━━ The input ━━
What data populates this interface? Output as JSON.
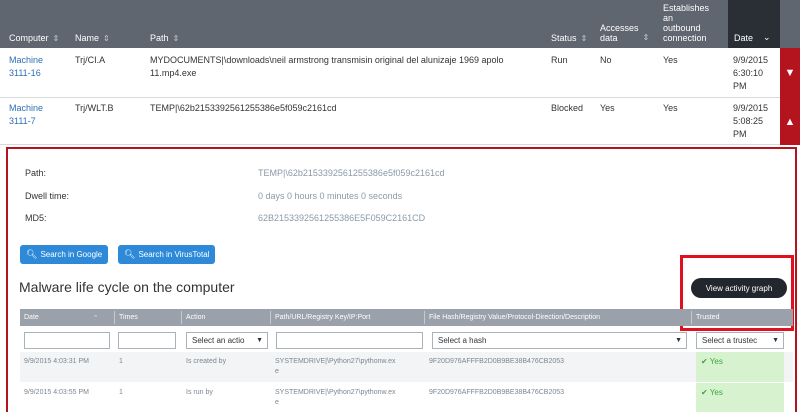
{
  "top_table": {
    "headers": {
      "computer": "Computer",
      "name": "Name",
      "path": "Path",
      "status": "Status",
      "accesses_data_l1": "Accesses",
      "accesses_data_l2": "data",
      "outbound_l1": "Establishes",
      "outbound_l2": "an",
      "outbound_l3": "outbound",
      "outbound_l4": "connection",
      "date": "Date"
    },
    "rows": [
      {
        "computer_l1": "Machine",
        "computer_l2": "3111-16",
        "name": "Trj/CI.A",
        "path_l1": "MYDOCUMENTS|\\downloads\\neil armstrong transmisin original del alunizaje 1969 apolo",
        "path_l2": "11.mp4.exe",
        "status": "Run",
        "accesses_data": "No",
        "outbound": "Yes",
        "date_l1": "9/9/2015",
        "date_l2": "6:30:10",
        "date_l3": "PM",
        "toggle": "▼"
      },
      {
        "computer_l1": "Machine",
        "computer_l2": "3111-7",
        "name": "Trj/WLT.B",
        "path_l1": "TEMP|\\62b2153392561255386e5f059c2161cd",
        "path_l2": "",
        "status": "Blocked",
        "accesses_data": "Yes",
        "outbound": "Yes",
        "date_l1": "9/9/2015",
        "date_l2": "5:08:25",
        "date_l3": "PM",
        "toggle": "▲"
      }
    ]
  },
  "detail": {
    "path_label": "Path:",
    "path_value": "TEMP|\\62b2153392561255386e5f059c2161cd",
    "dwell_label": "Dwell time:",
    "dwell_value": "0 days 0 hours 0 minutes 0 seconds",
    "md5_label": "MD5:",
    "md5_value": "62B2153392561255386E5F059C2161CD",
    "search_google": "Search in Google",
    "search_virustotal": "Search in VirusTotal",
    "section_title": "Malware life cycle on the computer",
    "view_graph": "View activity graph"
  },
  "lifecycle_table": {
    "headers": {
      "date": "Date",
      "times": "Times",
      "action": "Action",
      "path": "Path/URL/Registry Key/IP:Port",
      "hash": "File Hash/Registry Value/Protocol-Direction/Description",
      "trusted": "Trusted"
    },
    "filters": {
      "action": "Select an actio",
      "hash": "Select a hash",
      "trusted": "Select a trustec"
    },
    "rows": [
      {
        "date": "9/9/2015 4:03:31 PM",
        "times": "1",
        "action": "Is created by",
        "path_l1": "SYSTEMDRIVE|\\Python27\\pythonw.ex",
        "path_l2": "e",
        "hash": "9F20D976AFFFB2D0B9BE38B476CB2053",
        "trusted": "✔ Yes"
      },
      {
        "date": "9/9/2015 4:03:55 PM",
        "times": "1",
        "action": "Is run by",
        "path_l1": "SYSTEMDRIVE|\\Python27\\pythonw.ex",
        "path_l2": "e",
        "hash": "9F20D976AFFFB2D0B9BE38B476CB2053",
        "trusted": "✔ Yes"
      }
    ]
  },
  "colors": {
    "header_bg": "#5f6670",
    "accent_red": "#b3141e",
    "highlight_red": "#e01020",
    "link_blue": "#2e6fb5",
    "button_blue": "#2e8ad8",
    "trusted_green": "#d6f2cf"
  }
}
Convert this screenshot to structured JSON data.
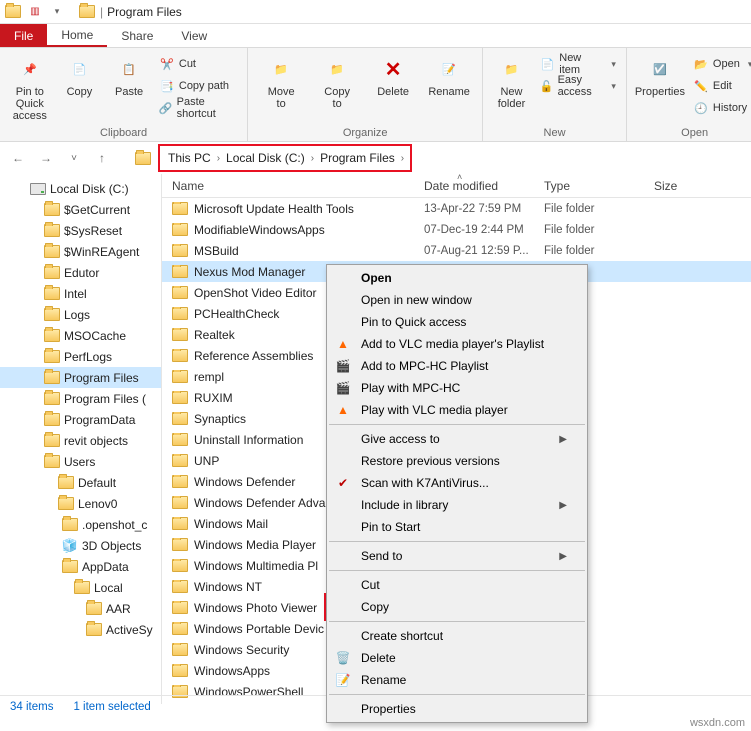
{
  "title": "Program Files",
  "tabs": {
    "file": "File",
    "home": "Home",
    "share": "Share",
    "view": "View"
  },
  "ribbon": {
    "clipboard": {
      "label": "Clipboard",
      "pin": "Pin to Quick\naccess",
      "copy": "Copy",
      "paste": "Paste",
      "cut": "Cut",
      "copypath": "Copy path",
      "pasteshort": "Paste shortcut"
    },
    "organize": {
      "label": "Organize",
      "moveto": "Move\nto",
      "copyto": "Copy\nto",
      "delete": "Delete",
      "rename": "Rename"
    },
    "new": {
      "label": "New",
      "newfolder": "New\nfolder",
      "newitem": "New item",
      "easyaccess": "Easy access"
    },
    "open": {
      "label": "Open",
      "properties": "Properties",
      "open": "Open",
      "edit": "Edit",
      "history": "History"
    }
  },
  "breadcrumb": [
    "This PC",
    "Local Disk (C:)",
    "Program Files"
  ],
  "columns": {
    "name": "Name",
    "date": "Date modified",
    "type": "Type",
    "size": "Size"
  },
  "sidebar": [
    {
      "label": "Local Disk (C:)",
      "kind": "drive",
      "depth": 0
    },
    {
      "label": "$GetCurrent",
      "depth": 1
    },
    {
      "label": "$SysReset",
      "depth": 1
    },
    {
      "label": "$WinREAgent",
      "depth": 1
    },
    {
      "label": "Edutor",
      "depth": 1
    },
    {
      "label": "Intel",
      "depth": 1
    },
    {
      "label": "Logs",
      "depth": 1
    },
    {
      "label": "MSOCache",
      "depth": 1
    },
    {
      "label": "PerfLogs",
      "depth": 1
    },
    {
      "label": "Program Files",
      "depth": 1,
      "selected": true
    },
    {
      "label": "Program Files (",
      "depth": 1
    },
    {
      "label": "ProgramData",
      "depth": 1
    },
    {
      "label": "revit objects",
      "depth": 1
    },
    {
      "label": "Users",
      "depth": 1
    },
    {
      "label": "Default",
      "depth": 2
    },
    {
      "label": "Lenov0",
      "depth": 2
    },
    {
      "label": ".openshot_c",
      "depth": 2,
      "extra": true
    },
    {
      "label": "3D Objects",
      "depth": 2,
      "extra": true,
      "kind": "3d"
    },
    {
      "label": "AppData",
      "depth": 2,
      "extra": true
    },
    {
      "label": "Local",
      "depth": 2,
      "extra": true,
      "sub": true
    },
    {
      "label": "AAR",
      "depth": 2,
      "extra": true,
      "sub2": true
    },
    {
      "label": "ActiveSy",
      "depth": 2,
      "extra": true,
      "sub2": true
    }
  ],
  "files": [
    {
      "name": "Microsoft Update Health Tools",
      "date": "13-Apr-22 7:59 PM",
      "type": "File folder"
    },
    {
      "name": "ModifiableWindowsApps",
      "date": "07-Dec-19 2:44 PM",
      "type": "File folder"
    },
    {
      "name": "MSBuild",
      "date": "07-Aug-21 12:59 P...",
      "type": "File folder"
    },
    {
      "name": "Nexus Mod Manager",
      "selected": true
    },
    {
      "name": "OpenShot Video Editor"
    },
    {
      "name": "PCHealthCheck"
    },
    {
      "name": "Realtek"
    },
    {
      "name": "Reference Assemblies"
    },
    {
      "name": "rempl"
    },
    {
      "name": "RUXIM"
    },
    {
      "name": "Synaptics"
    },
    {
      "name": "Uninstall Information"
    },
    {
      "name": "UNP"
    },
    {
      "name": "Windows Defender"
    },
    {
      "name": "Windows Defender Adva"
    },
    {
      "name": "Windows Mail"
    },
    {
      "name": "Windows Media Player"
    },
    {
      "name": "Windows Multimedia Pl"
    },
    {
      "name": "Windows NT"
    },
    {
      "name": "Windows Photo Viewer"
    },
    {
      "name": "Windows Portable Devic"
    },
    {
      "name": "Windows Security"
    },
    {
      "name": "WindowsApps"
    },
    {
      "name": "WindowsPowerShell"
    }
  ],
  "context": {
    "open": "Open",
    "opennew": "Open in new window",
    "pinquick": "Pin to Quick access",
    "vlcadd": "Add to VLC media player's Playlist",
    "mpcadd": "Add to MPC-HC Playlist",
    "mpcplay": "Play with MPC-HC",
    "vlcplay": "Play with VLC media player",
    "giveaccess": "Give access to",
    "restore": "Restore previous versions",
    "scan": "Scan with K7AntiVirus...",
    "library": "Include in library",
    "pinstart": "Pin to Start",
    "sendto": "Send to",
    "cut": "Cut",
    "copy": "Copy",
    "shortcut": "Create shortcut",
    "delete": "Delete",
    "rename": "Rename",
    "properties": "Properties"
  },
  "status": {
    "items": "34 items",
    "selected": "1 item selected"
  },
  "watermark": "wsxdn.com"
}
━━━
━━ The input ━━
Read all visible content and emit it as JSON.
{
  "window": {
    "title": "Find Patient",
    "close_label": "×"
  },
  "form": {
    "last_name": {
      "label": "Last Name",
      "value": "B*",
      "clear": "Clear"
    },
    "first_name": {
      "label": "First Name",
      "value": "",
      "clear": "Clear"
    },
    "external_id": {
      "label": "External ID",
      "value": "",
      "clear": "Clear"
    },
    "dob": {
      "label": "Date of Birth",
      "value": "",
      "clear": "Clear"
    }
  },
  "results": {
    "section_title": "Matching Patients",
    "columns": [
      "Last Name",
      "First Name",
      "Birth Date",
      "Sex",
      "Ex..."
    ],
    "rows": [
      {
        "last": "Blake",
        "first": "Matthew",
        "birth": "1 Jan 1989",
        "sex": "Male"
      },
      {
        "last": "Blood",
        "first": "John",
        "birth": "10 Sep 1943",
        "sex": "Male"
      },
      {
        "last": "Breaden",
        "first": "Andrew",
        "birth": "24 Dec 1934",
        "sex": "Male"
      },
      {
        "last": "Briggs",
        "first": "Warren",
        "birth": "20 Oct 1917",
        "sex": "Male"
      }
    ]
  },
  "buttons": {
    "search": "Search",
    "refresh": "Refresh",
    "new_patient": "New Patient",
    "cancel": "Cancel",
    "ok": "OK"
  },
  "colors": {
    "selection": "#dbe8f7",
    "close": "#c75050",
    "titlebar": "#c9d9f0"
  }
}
━━━
Exercise requirements ::
Scan the lines above for the word "TEMP" and copy every one where it occurs.

Reply to the exercise ::
        "path_l1": "TEMP|\\62b2153392561255386e5f059c2161cd",
    "path_value": "TEMP|\\62b2153392561255386e5f059c2161cd",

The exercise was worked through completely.